Would you restate all the data that follows, word for word?

──────── Raw records

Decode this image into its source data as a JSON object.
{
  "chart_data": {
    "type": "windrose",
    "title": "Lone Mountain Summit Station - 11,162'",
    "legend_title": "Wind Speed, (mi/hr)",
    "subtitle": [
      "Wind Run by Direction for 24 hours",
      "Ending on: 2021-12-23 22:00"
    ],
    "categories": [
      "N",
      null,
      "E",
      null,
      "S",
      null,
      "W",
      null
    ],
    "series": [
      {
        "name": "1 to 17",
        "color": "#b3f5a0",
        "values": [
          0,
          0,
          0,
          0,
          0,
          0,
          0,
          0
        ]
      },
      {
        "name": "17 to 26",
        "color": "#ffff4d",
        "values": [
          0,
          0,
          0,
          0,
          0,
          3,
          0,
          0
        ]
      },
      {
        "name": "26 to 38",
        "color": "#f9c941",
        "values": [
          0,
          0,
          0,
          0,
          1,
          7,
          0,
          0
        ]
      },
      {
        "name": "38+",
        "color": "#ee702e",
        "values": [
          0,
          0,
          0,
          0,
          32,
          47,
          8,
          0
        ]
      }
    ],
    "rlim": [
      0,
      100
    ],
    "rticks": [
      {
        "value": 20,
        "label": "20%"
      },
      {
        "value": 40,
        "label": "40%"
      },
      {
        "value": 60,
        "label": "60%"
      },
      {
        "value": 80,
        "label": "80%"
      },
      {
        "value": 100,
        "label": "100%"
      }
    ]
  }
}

────────────────

### Completed task
Decode this image into its source data as a JSON object.
{
  "chart_data": {
    "type": "windrose",
    "title": "Lone Mountain Summit Station - 11,162'",
    "legend_title": "Wind Speed, (mi/hr)",
    "subtitle": [
      "Wind Run by Direction for 24 hours",
      "Ending on: 2021-12-23 22:00"
    ],
    "categories": [
      "N",
      null,
      "E",
      null,
      "S",
      null,
      "W",
      null
    ],
    "series": [
      {
        "name": "1 to 17",
        "color": "#b3f5a0",
        "values": [
          0,
          0,
          0,
          0,
          0,
          0,
          0,
          0
        ]
      },
      {
        "name": "17 to 26",
        "color": "#ffff4d",
        "values": [
          0,
          0,
          0,
          0,
          0,
          3,
          0,
          0
        ]
      },
      {
        "name": "26 to 38",
        "color": "#f9c941",
        "values": [
          0,
          0,
          0,
          0,
          1,
          7,
          0,
          0
        ]
      },
      {
        "name": "38+",
        "color": "#ee702e",
        "values": [
          0,
          0,
          0,
          0,
          32,
          47,
          8,
          0
        ]
      }
    ],
    "rlim": [
      0,
      100
    ],
    "rticks": [
      {
        "value": 20,
        "label": "20%"
      },
      {
        "value": 40,
        "label": "40%"
      },
      {
        "value": 60,
        "label": "60%"
      },
      {
        "value": 80,
        "label": "80%"
      },
      {
        "value": 100,
        "label": "100%"
      }
    ]
  }
}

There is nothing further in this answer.